#### What to work on:
Return only the number of lines in the entries below that hold the word "Network".

#### Dataset records:
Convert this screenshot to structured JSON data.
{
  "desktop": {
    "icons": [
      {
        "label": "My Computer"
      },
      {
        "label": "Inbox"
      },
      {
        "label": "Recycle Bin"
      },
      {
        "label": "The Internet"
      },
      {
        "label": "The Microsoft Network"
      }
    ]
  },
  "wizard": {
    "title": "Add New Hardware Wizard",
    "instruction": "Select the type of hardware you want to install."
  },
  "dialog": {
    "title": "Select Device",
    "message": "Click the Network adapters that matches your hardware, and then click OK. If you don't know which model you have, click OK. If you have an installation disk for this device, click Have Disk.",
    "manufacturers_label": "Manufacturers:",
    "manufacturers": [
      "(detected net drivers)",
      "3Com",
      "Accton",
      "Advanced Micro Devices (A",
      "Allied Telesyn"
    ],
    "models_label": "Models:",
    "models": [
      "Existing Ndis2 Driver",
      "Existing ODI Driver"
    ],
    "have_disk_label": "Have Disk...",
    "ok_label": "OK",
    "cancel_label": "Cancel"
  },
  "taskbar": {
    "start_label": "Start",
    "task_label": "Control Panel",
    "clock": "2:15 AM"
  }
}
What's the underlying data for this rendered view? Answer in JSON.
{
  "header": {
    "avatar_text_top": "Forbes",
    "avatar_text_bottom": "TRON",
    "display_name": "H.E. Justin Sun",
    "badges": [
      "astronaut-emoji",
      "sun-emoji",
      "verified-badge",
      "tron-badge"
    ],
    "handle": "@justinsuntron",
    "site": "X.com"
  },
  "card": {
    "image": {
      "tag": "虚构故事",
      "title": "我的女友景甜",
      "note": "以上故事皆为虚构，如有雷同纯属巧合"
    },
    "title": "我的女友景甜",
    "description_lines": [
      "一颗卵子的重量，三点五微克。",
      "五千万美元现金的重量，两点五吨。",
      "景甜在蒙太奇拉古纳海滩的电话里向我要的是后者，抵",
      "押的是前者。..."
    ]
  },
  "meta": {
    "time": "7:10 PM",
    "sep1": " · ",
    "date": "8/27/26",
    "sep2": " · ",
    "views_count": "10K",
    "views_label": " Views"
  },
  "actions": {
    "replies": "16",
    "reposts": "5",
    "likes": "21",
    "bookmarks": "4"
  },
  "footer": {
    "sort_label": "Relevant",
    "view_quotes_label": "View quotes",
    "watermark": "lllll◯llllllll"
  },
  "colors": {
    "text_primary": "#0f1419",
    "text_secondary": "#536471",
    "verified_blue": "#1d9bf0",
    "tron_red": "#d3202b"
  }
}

#### Correct answer:
2